• **O PROBLEMA**: Copie, sem nenhuma alteração, a parte do texto sobre lipoproteína e estenose aórtica que começa em "A calcificação valvar" e segue até "repercussão hemodinâmica considerável.".

• **TRECHO PARA LEITURA**:
□ □ □

Lipoproteína e Estenose Aórtica

Tiago Bignoto

A calcificação valvar é o ponto central da etiopatogenia da estenose aórtica mais prevalente nos países desenvolvidos e esse processo tem vários níveis evolutivos, começando com um quadro de esclerose valvar, podendo chegar inclusive em avançados graus de estenose aórtica, com repercussão hemodinâmica considerável.

Diversos fatores de risco são conhecidos e que tem impacto direto nessa evolução e no grau de deposição de cálcio, como hipertensão arterial, diabetes, tabagismo e elevados níveis séricos de colesterol LDL, mas pouco se sabe se isso poderia ocorrer como um acelerador de um processo já iniciado ou se seria responsável por dar o start na lesão.

Em uma análise de uma população dinamarquesa, elevados valores de IMC e lipoproteína (a) estiveram correlacionados com doença cardiovascular, de forma geral, elevando seu risco em 3,5 vezes.

Os mecanismos relacionados a lipoproteínas e essa elevada incidência de doenças cardiovasculares estão intimamente ligados ao processo aterosclerótico, influenciando não só na doença coronariana obstrutiva, mas também na degeneração calcifica da valva aórtica.

□ □ □

• **DADOS FORNECIDOS**:
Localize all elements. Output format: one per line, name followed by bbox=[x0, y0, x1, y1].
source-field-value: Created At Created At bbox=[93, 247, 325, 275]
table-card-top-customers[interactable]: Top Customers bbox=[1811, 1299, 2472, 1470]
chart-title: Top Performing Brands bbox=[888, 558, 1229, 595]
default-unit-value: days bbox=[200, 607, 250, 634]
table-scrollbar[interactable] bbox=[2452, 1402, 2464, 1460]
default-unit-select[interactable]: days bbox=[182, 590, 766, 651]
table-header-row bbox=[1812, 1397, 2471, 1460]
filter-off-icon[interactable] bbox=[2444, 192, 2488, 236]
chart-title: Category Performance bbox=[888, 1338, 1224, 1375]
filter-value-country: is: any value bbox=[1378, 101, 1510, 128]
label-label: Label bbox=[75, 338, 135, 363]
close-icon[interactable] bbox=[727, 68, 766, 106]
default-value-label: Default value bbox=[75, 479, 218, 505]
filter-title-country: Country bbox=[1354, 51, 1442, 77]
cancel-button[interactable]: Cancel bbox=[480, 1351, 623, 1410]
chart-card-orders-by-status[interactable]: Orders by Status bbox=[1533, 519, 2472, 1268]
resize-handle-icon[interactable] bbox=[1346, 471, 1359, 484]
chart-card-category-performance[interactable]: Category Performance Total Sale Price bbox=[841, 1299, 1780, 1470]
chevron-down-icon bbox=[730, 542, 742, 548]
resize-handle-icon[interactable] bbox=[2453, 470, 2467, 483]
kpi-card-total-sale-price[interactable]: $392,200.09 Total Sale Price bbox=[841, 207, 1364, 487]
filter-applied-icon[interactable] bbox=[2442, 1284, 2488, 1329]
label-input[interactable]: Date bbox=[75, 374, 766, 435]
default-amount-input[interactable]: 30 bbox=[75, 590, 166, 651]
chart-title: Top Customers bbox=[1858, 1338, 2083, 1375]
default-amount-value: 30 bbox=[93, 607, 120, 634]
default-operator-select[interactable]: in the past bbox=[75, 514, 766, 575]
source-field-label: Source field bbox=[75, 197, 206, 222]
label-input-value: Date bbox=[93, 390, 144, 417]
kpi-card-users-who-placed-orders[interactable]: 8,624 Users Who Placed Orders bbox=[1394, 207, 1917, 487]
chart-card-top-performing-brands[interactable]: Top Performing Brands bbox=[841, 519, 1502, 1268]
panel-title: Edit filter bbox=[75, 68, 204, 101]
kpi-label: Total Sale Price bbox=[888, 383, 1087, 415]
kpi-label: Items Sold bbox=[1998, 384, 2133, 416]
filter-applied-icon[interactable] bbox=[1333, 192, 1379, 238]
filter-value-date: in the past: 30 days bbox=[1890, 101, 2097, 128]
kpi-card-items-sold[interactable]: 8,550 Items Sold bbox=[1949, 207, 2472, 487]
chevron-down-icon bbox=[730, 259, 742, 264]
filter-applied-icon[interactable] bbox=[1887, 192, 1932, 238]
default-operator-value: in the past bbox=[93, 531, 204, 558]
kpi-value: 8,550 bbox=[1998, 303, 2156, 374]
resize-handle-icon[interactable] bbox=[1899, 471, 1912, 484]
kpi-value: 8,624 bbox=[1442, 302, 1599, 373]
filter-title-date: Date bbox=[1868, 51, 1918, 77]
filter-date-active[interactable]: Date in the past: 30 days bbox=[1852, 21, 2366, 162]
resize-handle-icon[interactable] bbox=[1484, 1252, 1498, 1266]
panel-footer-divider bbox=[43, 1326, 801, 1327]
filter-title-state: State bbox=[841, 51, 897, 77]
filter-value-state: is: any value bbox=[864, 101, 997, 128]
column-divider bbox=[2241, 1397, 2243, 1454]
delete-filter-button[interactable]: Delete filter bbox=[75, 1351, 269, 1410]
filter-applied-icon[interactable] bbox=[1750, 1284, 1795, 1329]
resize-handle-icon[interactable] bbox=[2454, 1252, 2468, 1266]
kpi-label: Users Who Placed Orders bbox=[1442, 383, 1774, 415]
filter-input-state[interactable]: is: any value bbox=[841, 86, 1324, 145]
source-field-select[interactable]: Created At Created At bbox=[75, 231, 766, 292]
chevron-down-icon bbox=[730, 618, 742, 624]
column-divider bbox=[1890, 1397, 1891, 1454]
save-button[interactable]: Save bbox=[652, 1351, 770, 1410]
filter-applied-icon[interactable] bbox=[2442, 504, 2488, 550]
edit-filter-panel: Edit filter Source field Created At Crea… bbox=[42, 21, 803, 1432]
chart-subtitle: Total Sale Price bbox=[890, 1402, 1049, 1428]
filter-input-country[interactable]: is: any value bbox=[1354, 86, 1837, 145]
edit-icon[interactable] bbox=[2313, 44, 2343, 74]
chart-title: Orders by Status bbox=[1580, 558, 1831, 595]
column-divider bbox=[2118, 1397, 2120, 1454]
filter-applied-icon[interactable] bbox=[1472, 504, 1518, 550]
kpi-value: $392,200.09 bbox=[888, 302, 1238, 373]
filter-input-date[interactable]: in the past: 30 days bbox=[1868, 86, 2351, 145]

□ □ □

• **RESPOSTA ABAIXO**:
A calcificação valvar é o ponto central da etiopatogenia da estenose aórtica mais prevalente nos países desenvolvidos e esse processo tem vários níveis evolutivos, começando com um quadro de esclerose valvar, podendo chegar inclusive em avançados graus de estenose aórtica, com repercussão hemodinâmica considerável.